MATERIAL FOR THE TASK start
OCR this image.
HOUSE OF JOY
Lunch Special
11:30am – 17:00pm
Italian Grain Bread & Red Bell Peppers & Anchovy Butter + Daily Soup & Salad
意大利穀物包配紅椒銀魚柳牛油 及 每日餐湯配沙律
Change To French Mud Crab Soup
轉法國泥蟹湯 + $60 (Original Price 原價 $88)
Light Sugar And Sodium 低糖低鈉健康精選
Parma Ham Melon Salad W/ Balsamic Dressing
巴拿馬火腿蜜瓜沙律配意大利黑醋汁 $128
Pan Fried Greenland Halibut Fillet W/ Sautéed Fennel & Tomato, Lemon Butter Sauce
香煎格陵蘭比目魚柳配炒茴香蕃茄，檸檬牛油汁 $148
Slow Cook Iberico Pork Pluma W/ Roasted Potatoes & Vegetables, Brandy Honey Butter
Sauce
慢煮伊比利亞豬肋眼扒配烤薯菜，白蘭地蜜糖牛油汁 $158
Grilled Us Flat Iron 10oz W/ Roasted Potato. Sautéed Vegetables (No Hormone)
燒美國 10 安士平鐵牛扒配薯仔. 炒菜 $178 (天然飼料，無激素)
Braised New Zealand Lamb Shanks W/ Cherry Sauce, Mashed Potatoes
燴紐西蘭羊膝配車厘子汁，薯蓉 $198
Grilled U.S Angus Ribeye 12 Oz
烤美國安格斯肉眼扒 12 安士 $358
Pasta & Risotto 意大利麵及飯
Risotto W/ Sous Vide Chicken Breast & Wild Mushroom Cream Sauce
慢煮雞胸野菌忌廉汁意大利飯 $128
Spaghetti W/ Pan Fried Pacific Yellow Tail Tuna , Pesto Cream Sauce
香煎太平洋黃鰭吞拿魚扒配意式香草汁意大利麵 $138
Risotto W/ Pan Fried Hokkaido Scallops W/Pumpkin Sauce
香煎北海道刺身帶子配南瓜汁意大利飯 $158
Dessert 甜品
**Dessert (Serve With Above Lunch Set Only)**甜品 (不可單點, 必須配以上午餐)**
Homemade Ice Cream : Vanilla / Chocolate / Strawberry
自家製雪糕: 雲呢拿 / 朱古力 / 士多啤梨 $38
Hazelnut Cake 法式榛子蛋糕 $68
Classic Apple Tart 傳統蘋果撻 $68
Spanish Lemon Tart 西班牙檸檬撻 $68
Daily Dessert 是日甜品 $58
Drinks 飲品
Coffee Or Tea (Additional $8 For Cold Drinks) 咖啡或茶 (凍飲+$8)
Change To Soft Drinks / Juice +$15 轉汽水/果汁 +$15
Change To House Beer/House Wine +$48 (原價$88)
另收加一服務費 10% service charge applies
MATERIAL FOR THE TASK end
• [WRITTEN TASK]:
Produce an exact copy of all the records.

• [THE RESULT]:
OCR this image.
HOUSE OF JOY
Lunch Special
11:30am – 17:00pm
Italian Grain Bread & Red Bell Peppers & Anchovy Butter + Daily Soup & Salad
意大利穀物包配紅椒銀魚柳牛油 及 每日餐湯配沙律
Change To French Mud Crab Soup
轉法國泥蟹湯 + $60 (Original Price 原價 $88)
Light Sugar And Sodium 低糖低鈉健康精選
Parma Ham Melon Salad W/ Balsamic Dressing
巴拿馬火腿蜜瓜沙律配意大利黑醋汁 $128
Pan Fried Greenland Halibut Fillet W/ Sautéed Fennel & Tomato, Lemon Butter Sauce
香煎格陵蘭比目魚柳配炒茴香蕃茄，檸檬牛油汁 $148
Slow Cook Iberico Pork Pluma W/ Roasted Potatoes & Vegetables, Brandy Honey Butter
Sauce
慢煮伊比利亞豬肋眼扒配烤薯菜，白蘭地蜜糖牛油汁 $158
Grilled Us Flat Iron 10oz W/ Roasted Potato. Sautéed Vegetables (No Hormone)
燒美國 10 安士平鐵牛扒配薯仔. 炒菜 $178 (天然飼料，無激素)
Braised New Zealand Lamb Shanks W/ Cherry Sauce, Mashed Potatoes
燴紐西蘭羊膝配車厘子汁，薯蓉 $198
Grilled U.S Angus Ribeye 12 Oz
烤美國安格斯肉眼扒 12 安士 $358
Pasta & Risotto 意大利麵及飯
Risotto W/ Sous Vide Chicken Breast & Wild Mushroom Cream Sauce
慢煮雞胸野菌忌廉汁意大利飯 $128
Spaghetti W/ Pan Fried Pacific Yellow Tail Tuna , Pesto Cream Sauce
香煎太平洋黃鰭吞拿魚扒配意式香草汁意大利麵 $138
Risotto W/ Pan Fried Hokkaido Scallops W/Pumpkin Sauce
香煎北海道刺身帶子配南瓜汁意大利飯 $158
Dessert 甜品
**Dessert (Serve With Above Lunch Set Only)**甜品 (不可單點, 必須配以上午餐)**
Homemade Ice Cream : Vanilla / Chocolate / Strawberry
自家製雪糕: 雲呢拿 / 朱古力 / 士多啤梨 $38
Hazelnut Cake 法式榛子蛋糕 $68
Classic Apple Tart 傳統蘋果撻 $68
Spanish Lemon Tart 西班牙檸檬撻 $68
Daily Dessert 是日甜品 $58
Drinks 飲品
Coffee Or Tea (Additional $8 For Cold Drinks) 咖啡或茶 (凍飲+$8)
Change To Soft Drinks / Juice +$15 轉汽水/果汁 +$15
Change To House Beer/House Wine +$48 (原價$88)
另收加一服務費 10% service charge applies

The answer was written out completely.